* _TASK DETAILS_
Output all the data exactly. Pictures do not belong in the copy.

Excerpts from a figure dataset
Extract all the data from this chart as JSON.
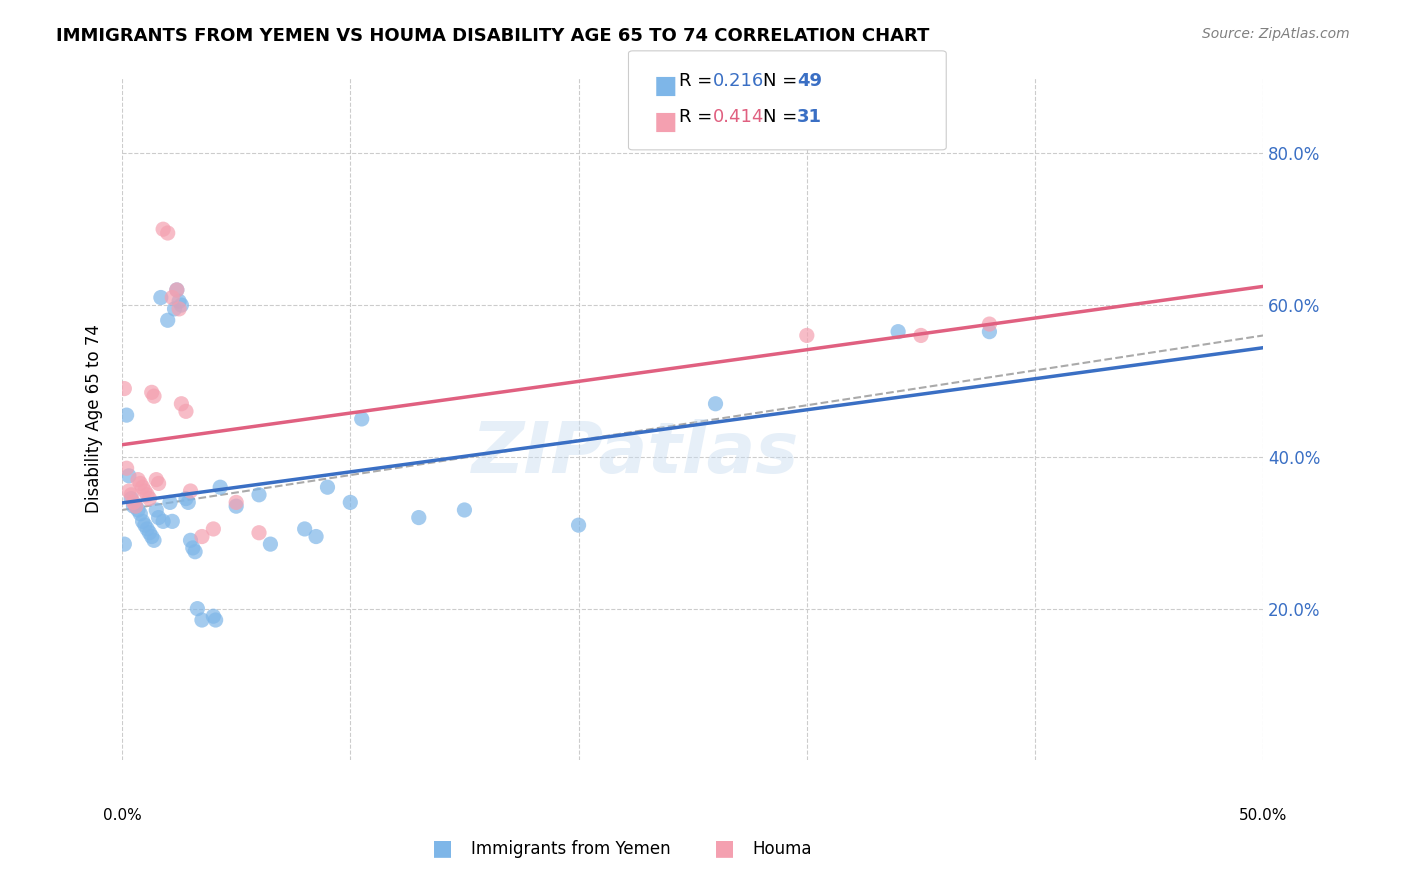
{
  "title": "IMMIGRANTS FROM YEMEN VS HOUMA DISABILITY AGE 65 TO 74 CORRELATION CHART",
  "source": "Source: ZipAtlas.com",
  "ylabel": "Disability Age 65 to 74",
  "watermark": "ZIPatlas",
  "xlim": [
    0.0,
    0.5
  ],
  "ylim": [
    0.0,
    0.9
  ],
  "yticks": [
    0.2,
    0.4,
    0.6,
    0.8
  ],
  "ytick_labels": [
    "20.0%",
    "40.0%",
    "60.0%",
    "80.0%"
  ],
  "xticks": [
    0.0,
    0.1,
    0.2,
    0.3,
    0.4,
    0.5
  ],
  "blue_color": "#7EB6E8",
  "pink_color": "#F4A0B0",
  "blue_line_color": "#3A6FC4",
  "pink_line_color": "#E06080",
  "dashed_line_color": "#AAAAAA",
  "blue_scatter": [
    [
      0.001,
      0.285
    ],
    [
      0.002,
      0.455
    ],
    [
      0.003,
      0.375
    ],
    [
      0.004,
      0.345
    ],
    [
      0.005,
      0.335
    ],
    [
      0.006,
      0.335
    ],
    [
      0.007,
      0.33
    ],
    [
      0.008,
      0.325
    ],
    [
      0.009,
      0.315
    ],
    [
      0.01,
      0.31
    ],
    [
      0.011,
      0.305
    ],
    [
      0.012,
      0.3
    ],
    [
      0.013,
      0.295
    ],
    [
      0.014,
      0.29
    ],
    [
      0.015,
      0.33
    ],
    [
      0.016,
      0.32
    ],
    [
      0.017,
      0.61
    ],
    [
      0.018,
      0.315
    ],
    [
      0.02,
      0.58
    ],
    [
      0.021,
      0.34
    ],
    [
      0.022,
      0.315
    ],
    [
      0.023,
      0.595
    ],
    [
      0.024,
      0.62
    ],
    [
      0.025,
      0.605
    ],
    [
      0.026,
      0.6
    ],
    [
      0.028,
      0.345
    ],
    [
      0.029,
      0.34
    ],
    [
      0.03,
      0.29
    ],
    [
      0.031,
      0.28
    ],
    [
      0.032,
      0.275
    ],
    [
      0.033,
      0.2
    ],
    [
      0.035,
      0.185
    ],
    [
      0.04,
      0.19
    ],
    [
      0.041,
      0.185
    ],
    [
      0.043,
      0.36
    ],
    [
      0.05,
      0.335
    ],
    [
      0.06,
      0.35
    ],
    [
      0.065,
      0.285
    ],
    [
      0.08,
      0.305
    ],
    [
      0.085,
      0.295
    ],
    [
      0.09,
      0.36
    ],
    [
      0.1,
      0.34
    ],
    [
      0.105,
      0.45
    ],
    [
      0.13,
      0.32
    ],
    [
      0.15,
      0.33
    ],
    [
      0.2,
      0.31
    ],
    [
      0.26,
      0.47
    ],
    [
      0.34,
      0.565
    ],
    [
      0.38,
      0.565
    ]
  ],
  "pink_scatter": [
    [
      0.001,
      0.49
    ],
    [
      0.002,
      0.385
    ],
    [
      0.003,
      0.355
    ],
    [
      0.004,
      0.35
    ],
    [
      0.005,
      0.34
    ],
    [
      0.006,
      0.335
    ],
    [
      0.007,
      0.37
    ],
    [
      0.008,
      0.365
    ],
    [
      0.009,
      0.36
    ],
    [
      0.01,
      0.355
    ],
    [
      0.011,
      0.35
    ],
    [
      0.012,
      0.345
    ],
    [
      0.013,
      0.485
    ],
    [
      0.014,
      0.48
    ],
    [
      0.015,
      0.37
    ],
    [
      0.016,
      0.365
    ],
    [
      0.018,
      0.7
    ],
    [
      0.02,
      0.695
    ],
    [
      0.022,
      0.61
    ],
    [
      0.024,
      0.62
    ],
    [
      0.025,
      0.595
    ],
    [
      0.026,
      0.47
    ],
    [
      0.028,
      0.46
    ],
    [
      0.03,
      0.355
    ],
    [
      0.035,
      0.295
    ],
    [
      0.04,
      0.305
    ],
    [
      0.05,
      0.34
    ],
    [
      0.06,
      0.3
    ],
    [
      0.3,
      0.56
    ],
    [
      0.35,
      0.56
    ],
    [
      0.38,
      0.575
    ]
  ]
}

* _REPLY_
Extract all the data from this chart as JSON.
{
  "title": "IMMIGRANTS FROM YEMEN VS HOUMA DISABILITY AGE 65 TO 74 CORRELATION CHART",
  "source": "Source: ZipAtlas.com",
  "ylabel": "Disability Age 65 to 74",
  "watermark": "ZIPatlas",
  "xlim": [
    0.0,
    0.5
  ],
  "ylim": [
    0.0,
    0.9
  ],
  "yticks": [
    0.2,
    0.4,
    0.6,
    0.8
  ],
  "ytick_labels": [
    "20.0%",
    "40.0%",
    "60.0%",
    "80.0%"
  ],
  "xticks": [
    0.0,
    0.1,
    0.2,
    0.3,
    0.4,
    0.5
  ],
  "blue_color": "#7EB6E8",
  "pink_color": "#F4A0B0",
  "blue_line_color": "#3A6FC4",
  "pink_line_color": "#E06080",
  "dashed_line_color": "#AAAAAA",
  "blue_scatter": [
    [
      0.001,
      0.285
    ],
    [
      0.002,
      0.455
    ],
    [
      0.003,
      0.375
    ],
    [
      0.004,
      0.345
    ],
    [
      0.005,
      0.335
    ],
    [
      0.006,
      0.335
    ],
    [
      0.007,
      0.33
    ],
    [
      0.008,
      0.325
    ],
    [
      0.009,
      0.315
    ],
    [
      0.01,
      0.31
    ],
    [
      0.011,
      0.305
    ],
    [
      0.012,
      0.3
    ],
    [
      0.013,
      0.295
    ],
    [
      0.014,
      0.29
    ],
    [
      0.015,
      0.33
    ],
    [
      0.016,
      0.32
    ],
    [
      0.017,
      0.61
    ],
    [
      0.018,
      0.315
    ],
    [
      0.02,
      0.58
    ],
    [
      0.021,
      0.34
    ],
    [
      0.022,
      0.315
    ],
    [
      0.023,
      0.595
    ],
    [
      0.024,
      0.62
    ],
    [
      0.025,
      0.605
    ],
    [
      0.026,
      0.6
    ],
    [
      0.028,
      0.345
    ],
    [
      0.029,
      0.34
    ],
    [
      0.03,
      0.29
    ],
    [
      0.031,
      0.28
    ],
    [
      0.032,
      0.275
    ],
    [
      0.033,
      0.2
    ],
    [
      0.035,
      0.185
    ],
    [
      0.04,
      0.19
    ],
    [
      0.041,
      0.185
    ],
    [
      0.043,
      0.36
    ],
    [
      0.05,
      0.335
    ],
    [
      0.06,
      0.35
    ],
    [
      0.065,
      0.285
    ],
    [
      0.08,
      0.305
    ],
    [
      0.085,
      0.295
    ],
    [
      0.09,
      0.36
    ],
    [
      0.1,
      0.34
    ],
    [
      0.105,
      0.45
    ],
    [
      0.13,
      0.32
    ],
    [
      0.15,
      0.33
    ],
    [
      0.2,
      0.31
    ],
    [
      0.26,
      0.47
    ],
    [
      0.34,
      0.565
    ],
    [
      0.38,
      0.565
    ]
  ],
  "pink_scatter": [
    [
      0.001,
      0.49
    ],
    [
      0.002,
      0.385
    ],
    [
      0.003,
      0.355
    ],
    [
      0.004,
      0.35
    ],
    [
      0.005,
      0.34
    ],
    [
      0.006,
      0.335
    ],
    [
      0.007,
      0.37
    ],
    [
      0.008,
      0.365
    ],
    [
      0.009,
      0.36
    ],
    [
      0.01,
      0.355
    ],
    [
      0.011,
      0.35
    ],
    [
      0.012,
      0.345
    ],
    [
      0.013,
      0.485
    ],
    [
      0.014,
      0.48
    ],
    [
      0.015,
      0.37
    ],
    [
      0.016,
      0.365
    ],
    [
      0.018,
      0.7
    ],
    [
      0.02,
      0.695
    ],
    [
      0.022,
      0.61
    ],
    [
      0.024,
      0.62
    ],
    [
      0.025,
      0.595
    ],
    [
      0.026,
      0.47
    ],
    [
      0.028,
      0.46
    ],
    [
      0.03,
      0.355
    ],
    [
      0.035,
      0.295
    ],
    [
      0.04,
      0.305
    ],
    [
      0.05,
      0.34
    ],
    [
      0.06,
      0.3
    ],
    [
      0.3,
      0.56
    ],
    [
      0.35,
      0.56
    ],
    [
      0.38,
      0.575
    ]
  ]
}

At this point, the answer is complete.